What to produce — In the entries that follow, find the word "this" and report each line it is on.

[BEGIN Records to process]

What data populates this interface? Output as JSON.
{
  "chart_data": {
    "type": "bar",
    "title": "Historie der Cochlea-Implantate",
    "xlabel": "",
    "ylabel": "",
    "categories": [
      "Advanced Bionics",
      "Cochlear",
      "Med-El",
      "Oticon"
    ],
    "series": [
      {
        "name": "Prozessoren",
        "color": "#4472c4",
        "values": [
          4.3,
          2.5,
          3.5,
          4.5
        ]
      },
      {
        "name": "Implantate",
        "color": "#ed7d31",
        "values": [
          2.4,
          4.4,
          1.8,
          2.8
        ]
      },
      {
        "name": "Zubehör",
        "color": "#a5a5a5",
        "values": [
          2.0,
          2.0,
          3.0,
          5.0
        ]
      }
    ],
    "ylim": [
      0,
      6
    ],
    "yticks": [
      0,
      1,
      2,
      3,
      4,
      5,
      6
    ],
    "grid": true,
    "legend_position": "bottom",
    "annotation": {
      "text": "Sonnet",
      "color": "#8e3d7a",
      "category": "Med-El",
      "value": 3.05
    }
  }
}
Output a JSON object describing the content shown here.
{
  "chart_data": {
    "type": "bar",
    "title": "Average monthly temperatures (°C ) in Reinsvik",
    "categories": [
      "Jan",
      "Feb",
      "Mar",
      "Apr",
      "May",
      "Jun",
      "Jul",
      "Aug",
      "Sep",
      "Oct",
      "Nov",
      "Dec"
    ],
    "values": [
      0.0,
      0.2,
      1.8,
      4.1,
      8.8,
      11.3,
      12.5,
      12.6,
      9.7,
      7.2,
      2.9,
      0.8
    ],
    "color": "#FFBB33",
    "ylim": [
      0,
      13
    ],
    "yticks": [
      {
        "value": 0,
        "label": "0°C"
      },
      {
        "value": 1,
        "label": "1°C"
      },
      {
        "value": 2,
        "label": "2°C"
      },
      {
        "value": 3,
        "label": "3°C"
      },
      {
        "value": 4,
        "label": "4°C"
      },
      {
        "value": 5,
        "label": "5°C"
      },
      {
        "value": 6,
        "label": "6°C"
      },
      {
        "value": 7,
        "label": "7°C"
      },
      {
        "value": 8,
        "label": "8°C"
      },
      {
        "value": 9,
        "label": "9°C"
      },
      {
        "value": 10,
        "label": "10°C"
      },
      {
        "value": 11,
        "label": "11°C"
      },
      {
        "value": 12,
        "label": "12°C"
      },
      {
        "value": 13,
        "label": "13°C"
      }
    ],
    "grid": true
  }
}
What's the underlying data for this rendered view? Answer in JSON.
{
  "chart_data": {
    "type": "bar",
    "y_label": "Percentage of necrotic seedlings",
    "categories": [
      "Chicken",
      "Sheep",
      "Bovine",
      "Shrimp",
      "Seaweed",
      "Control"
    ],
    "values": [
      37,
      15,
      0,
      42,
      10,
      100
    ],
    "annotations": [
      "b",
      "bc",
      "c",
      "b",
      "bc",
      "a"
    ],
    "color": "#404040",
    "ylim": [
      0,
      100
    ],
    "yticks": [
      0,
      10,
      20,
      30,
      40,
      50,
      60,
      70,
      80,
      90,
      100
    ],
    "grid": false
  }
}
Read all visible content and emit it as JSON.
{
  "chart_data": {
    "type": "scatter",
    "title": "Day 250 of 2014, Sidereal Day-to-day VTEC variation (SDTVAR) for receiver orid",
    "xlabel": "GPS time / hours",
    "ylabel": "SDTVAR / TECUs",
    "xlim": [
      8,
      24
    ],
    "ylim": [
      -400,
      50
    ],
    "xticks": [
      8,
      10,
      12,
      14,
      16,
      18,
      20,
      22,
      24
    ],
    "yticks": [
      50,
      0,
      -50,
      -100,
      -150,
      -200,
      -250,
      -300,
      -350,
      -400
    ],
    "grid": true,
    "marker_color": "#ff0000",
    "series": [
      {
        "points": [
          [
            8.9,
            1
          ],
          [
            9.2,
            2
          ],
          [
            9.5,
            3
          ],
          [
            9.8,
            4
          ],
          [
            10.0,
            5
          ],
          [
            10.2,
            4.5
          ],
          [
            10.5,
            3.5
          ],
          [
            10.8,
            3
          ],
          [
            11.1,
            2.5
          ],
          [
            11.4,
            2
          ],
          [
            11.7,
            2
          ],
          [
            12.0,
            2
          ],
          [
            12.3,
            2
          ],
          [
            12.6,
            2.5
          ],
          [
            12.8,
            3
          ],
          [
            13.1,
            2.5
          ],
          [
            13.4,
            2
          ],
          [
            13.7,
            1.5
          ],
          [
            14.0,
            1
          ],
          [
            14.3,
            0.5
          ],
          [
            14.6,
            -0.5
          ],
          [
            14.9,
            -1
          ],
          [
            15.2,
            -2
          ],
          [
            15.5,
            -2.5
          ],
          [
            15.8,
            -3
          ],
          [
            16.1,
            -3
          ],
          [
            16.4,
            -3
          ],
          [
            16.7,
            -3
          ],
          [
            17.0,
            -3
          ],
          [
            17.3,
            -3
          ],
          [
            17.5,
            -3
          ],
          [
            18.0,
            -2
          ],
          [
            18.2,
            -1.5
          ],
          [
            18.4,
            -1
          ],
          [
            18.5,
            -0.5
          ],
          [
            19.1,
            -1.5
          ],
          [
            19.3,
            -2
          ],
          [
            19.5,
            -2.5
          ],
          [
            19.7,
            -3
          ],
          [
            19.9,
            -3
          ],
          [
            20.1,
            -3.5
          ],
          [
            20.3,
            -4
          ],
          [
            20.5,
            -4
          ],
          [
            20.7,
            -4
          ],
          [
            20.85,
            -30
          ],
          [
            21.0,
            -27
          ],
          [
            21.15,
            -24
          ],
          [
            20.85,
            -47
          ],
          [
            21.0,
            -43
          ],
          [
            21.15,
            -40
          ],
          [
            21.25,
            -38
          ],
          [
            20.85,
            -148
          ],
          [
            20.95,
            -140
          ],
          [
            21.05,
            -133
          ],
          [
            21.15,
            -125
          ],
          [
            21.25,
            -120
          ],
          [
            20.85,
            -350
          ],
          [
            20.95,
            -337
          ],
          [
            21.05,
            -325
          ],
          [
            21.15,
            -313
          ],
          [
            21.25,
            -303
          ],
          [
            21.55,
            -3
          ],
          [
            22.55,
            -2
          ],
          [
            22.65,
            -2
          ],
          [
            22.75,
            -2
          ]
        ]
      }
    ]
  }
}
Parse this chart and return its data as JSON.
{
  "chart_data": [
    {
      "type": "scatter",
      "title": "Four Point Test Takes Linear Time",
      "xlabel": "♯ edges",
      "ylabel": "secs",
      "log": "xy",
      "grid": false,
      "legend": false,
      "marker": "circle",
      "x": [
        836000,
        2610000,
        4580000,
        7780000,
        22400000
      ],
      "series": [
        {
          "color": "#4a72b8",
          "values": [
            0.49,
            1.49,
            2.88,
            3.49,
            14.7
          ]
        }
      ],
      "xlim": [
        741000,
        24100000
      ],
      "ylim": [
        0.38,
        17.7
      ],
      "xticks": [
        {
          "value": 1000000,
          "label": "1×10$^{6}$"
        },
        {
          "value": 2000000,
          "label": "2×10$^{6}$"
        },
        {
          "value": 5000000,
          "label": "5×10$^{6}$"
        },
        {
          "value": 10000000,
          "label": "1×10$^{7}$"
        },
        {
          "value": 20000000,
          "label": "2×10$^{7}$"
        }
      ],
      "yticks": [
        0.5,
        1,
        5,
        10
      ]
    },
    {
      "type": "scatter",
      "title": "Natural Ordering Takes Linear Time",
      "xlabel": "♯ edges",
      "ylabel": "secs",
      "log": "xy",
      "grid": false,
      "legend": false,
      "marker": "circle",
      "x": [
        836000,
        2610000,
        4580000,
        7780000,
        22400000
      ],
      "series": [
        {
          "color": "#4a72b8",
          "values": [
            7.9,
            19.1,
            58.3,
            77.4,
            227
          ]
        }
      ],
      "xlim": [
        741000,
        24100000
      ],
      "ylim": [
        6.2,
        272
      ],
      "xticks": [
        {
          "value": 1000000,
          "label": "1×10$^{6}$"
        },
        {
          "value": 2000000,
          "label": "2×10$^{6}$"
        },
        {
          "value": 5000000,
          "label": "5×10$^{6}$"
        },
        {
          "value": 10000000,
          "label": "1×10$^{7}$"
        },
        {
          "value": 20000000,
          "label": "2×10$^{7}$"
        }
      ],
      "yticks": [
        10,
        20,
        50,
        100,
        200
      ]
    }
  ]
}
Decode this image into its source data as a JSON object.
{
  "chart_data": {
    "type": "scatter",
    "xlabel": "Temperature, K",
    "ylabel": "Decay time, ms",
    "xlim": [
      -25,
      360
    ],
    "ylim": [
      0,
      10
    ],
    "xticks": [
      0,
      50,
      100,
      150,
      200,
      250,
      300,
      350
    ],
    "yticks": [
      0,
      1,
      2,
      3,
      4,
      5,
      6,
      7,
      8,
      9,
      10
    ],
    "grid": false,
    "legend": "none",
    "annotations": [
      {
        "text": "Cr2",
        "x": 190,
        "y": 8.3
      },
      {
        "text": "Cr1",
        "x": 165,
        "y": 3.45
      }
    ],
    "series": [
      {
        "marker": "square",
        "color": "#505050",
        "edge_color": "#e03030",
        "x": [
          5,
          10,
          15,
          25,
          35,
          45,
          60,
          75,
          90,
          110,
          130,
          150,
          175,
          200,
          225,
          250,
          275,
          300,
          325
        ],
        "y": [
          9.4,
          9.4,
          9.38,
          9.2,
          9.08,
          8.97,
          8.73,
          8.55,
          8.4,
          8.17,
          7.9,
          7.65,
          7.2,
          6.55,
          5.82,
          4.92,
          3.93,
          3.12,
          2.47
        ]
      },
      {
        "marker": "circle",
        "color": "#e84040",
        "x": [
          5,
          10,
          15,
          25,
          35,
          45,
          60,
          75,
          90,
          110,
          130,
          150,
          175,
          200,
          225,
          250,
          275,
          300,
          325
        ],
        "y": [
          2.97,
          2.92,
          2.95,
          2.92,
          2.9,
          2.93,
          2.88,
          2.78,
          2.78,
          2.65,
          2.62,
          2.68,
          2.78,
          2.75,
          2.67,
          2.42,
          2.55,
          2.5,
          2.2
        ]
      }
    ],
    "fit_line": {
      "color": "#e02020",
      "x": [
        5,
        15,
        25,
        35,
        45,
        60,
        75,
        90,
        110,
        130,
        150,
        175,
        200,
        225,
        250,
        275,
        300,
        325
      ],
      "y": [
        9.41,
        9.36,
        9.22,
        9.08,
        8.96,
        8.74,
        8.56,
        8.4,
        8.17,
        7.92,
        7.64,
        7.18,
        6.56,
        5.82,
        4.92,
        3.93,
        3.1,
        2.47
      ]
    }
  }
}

[END Records to process]

Written solution —
What data populates this interface? Output as JSON.
What's the underlying data for this rendered view? Answer in JSON.
Parse this chart and return its data as JSON.
Decode this image into its source data as a JSON object.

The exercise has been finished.